= Passage for review =
Beside their involvement in fatty acid oxidation mitochondria are in the center of cell death regulation and energy production. Most ATP is produced by oxidative phosphorylation, a mechanism which is tightly linked to the connectivity of the mitochondria. Beside members of the BCL2 family which mainly affect mitochondria during apoptosis induction6,7, mitochondrial morphology is regulated by the family of fusion/fission proteins. In mammals, mitochondrial fusion/fission dynamics are controlled by dynamin-1-like (DNM1L/DRP1) which promotes fragmentation of mitochondria, whereas mitofusion-1 (MFN1) and mitofusion-2 (MFN2) as well as optic-atrophy-1 (OPA1) induce mitochondrial fusion of the outer membrane and the inner mitochondrial membranes, respectively8.

Earlier papers on LCHADD patients have reported reduced mitochondrial activity in fibroblasts from LCHADD patients9,10. Here we demonstrate for the first time that skin fibroblasts from LCHADD and VLCADD patients show a significantly altered mitochondrial morphology and increased ROS levels. This suggests a deregulation of mitochondrial fusion/fission dynamics which correlated with a marked deregulation of the MFN2/DNM1L ratio, significantly impaired basal mitochondrial respiration and mitochondrial spare capacity, which in turn shifts energy production into glycolysis.


Alteration of mitochondrial morphology in LCHADD/VLCADD patients

Clinical symptoms of LCHADD/VLCADD mainly occur during fasting, illness or physical strain and thereby affect organs with high energy consumption like the heart and the skeletal muscle. Since mitochondria are in the center of cellular energy generation which is linked to their connectivity6, we analyzed mitochondrial morphology via live cell imaging. 9/9 patient-derived skin fibroblast cultures showed alterations in their mitochondrial structures compared to healthy controls (Fig. 1a–d). Patient cells could be divided into mainly dot-like structures (Fig. 1b, 7/9 patients) and patients with mixed forms of dot-like structures and lots of very small tubes (small tubular, Fig. 1c, 2/9) compared to two healthy controls, which possessed more than 95% of network-like mitochondria (Fig. 1a,d).

= Tasks =
A - In the passage on mitochondria in LCHADD/VLCADD fibroblasts, rewrite the paragraph beginning "Clinical symptoms of LCHADD/VLCADD mainly occur" as a bulleted list that keeps its main facts.
B - Continue the passage on mitochondria in LCHADD/VLCADD fibroblasts, starting after its final sentence.
The lines can be disregarded.

= Extracted data =
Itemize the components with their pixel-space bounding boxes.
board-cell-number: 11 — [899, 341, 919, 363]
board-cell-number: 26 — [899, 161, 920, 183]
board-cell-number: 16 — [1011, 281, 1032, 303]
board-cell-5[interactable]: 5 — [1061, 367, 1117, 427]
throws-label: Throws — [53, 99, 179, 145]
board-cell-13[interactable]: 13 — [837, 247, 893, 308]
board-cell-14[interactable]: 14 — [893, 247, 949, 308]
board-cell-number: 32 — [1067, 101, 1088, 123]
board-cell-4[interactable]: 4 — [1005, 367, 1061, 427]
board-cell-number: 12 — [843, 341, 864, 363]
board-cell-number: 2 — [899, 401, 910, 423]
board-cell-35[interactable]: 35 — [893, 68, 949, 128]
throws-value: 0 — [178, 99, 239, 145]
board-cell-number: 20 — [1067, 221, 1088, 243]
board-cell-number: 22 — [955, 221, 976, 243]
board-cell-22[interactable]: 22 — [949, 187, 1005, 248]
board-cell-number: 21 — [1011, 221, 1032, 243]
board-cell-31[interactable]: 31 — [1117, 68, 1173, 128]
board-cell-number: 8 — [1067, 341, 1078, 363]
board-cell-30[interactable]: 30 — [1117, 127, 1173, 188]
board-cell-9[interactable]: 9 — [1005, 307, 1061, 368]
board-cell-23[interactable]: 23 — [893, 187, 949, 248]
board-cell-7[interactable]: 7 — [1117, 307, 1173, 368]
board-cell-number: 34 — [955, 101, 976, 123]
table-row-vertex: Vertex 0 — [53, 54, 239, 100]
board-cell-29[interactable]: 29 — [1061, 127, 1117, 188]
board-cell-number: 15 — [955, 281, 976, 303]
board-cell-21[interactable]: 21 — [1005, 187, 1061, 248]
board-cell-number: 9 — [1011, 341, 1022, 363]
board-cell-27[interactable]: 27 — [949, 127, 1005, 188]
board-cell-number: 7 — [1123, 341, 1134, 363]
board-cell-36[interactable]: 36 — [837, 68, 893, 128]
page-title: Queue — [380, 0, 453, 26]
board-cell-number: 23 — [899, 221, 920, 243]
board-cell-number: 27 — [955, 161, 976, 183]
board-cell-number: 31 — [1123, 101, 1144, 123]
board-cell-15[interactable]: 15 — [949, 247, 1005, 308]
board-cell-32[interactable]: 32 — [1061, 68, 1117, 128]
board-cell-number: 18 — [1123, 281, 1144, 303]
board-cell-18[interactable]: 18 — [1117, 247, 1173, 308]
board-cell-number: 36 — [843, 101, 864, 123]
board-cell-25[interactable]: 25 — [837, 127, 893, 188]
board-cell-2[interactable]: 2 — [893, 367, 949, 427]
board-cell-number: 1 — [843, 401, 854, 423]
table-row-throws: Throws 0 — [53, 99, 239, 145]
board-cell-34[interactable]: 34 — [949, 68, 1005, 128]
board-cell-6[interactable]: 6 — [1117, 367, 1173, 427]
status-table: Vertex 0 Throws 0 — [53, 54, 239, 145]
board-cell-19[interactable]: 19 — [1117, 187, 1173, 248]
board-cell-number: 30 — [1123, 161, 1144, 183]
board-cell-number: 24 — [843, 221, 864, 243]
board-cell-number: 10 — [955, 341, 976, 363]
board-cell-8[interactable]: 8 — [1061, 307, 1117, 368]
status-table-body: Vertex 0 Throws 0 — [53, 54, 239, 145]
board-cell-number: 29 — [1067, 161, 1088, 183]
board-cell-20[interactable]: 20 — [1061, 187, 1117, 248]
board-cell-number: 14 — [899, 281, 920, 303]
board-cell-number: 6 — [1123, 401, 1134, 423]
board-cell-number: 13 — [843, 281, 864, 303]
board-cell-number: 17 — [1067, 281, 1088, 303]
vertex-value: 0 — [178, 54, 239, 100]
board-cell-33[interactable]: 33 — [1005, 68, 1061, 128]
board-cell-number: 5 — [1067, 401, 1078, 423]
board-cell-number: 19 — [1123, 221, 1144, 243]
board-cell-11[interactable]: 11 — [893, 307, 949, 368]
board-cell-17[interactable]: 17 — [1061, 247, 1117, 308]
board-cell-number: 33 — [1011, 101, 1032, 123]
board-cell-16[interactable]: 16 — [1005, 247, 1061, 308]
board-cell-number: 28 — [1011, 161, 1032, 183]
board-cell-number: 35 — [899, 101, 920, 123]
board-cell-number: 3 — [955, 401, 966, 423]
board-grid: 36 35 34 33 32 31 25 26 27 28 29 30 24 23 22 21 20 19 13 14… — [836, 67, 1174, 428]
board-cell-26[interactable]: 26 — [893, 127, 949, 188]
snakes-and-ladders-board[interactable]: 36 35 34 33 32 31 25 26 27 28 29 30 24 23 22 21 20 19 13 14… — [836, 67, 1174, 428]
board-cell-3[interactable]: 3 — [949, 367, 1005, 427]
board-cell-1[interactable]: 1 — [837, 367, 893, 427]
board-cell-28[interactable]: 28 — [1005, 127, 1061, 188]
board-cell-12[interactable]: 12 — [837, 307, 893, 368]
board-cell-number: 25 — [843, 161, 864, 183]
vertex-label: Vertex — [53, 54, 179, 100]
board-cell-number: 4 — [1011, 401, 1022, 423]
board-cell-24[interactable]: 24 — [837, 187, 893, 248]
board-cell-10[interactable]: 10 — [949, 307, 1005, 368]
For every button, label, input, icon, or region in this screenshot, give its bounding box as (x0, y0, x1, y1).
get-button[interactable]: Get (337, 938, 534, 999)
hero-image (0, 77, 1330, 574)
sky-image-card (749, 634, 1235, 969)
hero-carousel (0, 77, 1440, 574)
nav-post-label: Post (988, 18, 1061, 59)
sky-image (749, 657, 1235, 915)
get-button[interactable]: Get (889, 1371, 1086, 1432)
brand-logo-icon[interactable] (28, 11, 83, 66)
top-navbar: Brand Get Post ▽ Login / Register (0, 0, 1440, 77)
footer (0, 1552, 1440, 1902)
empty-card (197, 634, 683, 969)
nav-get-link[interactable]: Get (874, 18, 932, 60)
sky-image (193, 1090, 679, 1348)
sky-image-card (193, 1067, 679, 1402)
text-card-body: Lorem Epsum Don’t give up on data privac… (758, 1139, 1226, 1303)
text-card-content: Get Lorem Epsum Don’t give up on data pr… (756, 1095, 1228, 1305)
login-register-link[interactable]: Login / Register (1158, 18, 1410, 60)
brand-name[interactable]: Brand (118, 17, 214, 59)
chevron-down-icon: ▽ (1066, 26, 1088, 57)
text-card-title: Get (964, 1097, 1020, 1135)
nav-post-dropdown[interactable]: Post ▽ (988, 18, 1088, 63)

= Task answers =
A -
- LCHADD/VLCADD symptoms occur mainly during fasting, illness or physical strain and affect high-energy organs such as the heart and skeletal muscle.
- Mitochondrial energy generation is linked to mitochondrial connectivity, so mitochondrial morphology was analyzed by live cell imaging.
- All 9 patient-derived skin fibroblast cultures showed altered mitochondrial structures compared with healthy controls (Fig. 1a–d).
- 7 of 9 patients had mainly dot-like structures (Fig. 1b).
- 2 of 9 had a mix of dot-like structures and many very small tubes, described as small tubular (Fig. 1c).
- The two healthy controls had more than 95% network-like mitochondria (Fig. 1a,d).

B -
Figure 1
figure 1

LCHADD/VLCADD affect mitochondrial morphology. Mitochondrial morphology was analyzed in fibroblasts of healthy controls (a) or LCHADD/VLCADD patients (n = 9; b,c). Mitochondrial morphology was classified into networks-like, fusion defect, or small tubular structure. (d) Shown is the mean of three independent experiments; for each experiment 30–40 cells were analyzed. Mitochondrial morphology classes were compared between control cells and patient cells (**p < 0.01; ***p < 0.001).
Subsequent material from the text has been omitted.